Dataset records

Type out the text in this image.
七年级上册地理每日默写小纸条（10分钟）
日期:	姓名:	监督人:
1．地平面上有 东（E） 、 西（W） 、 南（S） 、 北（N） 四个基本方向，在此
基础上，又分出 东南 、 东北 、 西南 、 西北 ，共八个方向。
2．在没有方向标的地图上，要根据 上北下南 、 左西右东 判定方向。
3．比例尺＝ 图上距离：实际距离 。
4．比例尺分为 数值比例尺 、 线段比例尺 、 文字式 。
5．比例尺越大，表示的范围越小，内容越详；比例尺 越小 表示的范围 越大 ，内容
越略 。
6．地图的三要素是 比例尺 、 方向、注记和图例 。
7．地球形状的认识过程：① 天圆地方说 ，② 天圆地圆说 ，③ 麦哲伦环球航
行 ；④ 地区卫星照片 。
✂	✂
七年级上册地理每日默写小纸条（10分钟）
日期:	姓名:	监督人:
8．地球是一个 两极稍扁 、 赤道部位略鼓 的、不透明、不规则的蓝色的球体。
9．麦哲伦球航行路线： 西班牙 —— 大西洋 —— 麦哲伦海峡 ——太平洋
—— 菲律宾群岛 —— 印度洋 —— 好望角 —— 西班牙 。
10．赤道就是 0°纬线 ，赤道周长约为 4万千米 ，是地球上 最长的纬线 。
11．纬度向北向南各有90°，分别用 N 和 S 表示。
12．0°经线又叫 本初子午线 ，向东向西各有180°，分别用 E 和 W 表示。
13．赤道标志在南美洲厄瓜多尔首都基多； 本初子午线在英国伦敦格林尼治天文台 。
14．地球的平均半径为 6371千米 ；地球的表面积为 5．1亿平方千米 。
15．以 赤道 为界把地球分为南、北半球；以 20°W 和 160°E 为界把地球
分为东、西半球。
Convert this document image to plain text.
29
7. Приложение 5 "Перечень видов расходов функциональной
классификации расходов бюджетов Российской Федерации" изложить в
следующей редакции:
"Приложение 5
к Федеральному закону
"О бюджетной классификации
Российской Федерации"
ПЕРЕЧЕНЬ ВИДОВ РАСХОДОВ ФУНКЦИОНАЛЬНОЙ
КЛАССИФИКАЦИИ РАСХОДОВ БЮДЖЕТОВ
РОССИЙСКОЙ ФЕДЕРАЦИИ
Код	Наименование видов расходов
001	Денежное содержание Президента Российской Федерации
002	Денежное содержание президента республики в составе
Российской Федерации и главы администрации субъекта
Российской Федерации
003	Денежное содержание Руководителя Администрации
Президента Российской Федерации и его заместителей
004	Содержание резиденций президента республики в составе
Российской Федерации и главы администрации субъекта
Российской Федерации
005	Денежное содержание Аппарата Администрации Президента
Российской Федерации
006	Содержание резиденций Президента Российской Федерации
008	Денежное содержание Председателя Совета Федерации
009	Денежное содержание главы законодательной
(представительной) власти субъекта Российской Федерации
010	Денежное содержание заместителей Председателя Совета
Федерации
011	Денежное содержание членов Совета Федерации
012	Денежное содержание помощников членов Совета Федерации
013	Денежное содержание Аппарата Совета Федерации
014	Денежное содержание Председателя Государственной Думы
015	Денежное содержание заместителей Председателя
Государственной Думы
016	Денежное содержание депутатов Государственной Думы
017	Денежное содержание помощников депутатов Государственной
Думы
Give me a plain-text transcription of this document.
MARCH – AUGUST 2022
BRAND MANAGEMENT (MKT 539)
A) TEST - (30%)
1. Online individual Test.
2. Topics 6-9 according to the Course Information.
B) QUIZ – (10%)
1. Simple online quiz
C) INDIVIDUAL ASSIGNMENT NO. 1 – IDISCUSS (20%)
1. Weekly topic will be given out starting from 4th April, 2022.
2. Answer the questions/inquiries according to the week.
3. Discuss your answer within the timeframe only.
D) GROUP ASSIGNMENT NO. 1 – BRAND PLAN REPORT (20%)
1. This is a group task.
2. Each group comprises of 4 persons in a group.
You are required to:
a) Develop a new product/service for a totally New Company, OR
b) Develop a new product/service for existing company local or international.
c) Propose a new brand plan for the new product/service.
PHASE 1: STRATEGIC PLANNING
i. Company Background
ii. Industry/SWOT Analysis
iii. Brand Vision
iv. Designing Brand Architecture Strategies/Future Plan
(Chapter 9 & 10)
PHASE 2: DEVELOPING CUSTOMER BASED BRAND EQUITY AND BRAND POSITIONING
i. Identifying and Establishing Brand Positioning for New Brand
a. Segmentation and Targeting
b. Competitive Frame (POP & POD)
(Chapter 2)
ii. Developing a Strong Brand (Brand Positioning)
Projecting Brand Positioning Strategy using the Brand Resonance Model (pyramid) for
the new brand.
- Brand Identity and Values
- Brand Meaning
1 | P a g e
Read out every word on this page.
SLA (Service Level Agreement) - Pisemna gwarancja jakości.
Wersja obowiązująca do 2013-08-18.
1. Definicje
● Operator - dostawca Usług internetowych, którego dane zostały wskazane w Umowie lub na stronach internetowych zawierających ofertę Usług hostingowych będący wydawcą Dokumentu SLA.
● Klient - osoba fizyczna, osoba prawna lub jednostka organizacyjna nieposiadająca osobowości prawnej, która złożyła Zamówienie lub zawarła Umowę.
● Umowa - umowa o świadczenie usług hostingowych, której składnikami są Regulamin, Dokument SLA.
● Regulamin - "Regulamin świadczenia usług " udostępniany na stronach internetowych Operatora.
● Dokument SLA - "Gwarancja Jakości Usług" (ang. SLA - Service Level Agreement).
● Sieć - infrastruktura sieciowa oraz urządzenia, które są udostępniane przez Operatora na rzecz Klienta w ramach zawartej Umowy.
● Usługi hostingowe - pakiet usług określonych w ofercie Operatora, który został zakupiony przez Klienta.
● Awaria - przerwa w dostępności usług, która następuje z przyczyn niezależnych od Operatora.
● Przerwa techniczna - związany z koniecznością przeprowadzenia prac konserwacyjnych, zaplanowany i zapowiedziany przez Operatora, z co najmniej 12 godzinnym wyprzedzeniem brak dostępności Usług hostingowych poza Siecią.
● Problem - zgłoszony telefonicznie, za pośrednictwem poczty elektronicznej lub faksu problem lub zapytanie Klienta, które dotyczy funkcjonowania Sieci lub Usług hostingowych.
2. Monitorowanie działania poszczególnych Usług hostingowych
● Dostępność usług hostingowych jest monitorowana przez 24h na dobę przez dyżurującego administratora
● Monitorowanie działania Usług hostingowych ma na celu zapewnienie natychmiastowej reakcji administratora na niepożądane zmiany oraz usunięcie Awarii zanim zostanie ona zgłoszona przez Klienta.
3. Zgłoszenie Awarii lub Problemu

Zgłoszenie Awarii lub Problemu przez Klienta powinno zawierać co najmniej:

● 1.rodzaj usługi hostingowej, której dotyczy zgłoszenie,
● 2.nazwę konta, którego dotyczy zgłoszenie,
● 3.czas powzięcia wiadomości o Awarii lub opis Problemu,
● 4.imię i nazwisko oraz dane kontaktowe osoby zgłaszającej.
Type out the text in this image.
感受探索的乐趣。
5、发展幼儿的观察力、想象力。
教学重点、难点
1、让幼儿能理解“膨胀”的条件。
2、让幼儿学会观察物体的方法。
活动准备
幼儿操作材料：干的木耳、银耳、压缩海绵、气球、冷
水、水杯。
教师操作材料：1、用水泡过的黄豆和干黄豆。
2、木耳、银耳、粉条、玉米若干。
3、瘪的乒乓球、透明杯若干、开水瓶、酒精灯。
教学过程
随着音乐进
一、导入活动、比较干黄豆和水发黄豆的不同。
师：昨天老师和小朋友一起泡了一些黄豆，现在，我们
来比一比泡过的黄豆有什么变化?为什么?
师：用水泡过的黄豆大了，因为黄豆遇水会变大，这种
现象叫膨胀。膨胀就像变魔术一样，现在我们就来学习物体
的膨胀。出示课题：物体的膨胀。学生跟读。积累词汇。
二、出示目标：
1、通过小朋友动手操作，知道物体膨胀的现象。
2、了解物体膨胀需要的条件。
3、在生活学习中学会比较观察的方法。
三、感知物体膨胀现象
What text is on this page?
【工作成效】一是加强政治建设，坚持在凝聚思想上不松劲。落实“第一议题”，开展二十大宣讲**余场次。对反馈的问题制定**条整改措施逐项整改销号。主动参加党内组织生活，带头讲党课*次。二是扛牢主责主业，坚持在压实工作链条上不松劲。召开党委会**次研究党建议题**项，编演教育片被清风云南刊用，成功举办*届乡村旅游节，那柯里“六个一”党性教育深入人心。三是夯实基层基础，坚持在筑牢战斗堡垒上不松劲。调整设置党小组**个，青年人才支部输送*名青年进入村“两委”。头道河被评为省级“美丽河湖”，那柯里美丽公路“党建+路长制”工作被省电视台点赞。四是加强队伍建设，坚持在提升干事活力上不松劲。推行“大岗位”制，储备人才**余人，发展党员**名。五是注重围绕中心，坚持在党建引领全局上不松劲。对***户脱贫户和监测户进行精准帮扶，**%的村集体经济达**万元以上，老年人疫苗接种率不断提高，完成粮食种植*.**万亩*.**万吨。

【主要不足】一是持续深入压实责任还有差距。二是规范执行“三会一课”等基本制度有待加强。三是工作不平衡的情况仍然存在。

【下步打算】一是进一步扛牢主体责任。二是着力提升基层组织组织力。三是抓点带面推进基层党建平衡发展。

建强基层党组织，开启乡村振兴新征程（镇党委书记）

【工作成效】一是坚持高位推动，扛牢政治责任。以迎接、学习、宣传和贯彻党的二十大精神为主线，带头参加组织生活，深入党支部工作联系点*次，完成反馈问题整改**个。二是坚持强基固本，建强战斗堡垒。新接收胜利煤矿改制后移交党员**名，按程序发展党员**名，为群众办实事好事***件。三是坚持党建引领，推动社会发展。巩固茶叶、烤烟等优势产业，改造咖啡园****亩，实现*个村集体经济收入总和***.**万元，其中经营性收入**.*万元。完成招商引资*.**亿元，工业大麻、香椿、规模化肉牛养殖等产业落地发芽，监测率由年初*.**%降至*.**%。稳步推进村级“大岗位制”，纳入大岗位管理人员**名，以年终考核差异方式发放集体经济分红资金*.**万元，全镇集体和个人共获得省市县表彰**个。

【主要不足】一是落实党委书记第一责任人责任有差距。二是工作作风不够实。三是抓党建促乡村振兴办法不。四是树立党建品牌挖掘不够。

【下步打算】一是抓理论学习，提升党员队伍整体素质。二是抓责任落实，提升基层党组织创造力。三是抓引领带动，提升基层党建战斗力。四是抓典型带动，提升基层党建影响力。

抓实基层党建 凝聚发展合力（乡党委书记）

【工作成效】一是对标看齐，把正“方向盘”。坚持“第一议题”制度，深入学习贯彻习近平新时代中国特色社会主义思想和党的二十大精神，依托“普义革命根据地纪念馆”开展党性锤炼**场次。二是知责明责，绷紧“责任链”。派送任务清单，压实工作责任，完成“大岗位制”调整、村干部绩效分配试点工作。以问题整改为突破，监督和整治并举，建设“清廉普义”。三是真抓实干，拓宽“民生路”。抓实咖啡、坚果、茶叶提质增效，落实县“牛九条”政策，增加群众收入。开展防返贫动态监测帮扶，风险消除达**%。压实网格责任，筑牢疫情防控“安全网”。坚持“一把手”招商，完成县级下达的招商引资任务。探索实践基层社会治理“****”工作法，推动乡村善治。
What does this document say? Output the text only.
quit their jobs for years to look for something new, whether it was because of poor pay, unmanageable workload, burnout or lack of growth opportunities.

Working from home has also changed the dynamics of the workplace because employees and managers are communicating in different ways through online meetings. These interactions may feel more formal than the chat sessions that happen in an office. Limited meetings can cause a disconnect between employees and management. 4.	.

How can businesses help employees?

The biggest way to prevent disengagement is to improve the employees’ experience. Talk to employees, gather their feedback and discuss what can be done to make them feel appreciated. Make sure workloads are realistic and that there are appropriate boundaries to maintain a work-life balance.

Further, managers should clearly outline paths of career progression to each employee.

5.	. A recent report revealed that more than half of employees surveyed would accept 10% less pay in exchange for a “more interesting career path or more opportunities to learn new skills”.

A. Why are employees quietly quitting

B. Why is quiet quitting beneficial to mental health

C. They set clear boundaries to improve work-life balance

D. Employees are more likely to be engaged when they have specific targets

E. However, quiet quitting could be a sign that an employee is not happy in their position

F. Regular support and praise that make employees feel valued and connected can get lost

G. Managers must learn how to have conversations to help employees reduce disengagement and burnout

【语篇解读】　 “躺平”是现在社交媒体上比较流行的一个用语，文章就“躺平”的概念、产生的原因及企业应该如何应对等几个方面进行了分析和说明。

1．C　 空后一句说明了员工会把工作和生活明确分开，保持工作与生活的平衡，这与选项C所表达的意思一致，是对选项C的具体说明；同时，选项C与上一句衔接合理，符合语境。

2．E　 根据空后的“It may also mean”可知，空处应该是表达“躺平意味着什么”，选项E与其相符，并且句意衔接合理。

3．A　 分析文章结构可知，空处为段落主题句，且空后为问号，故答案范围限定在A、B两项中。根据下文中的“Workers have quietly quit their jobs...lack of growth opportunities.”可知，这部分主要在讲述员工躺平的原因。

What you have to do - List all lines above in which the string "product" appears.

Output for this exercise -
a) Develop a new product/service for a totally New Company, OR
b) Develop a new product/service for existing company local or international.
c) Propose a new brand plan for the new product/service.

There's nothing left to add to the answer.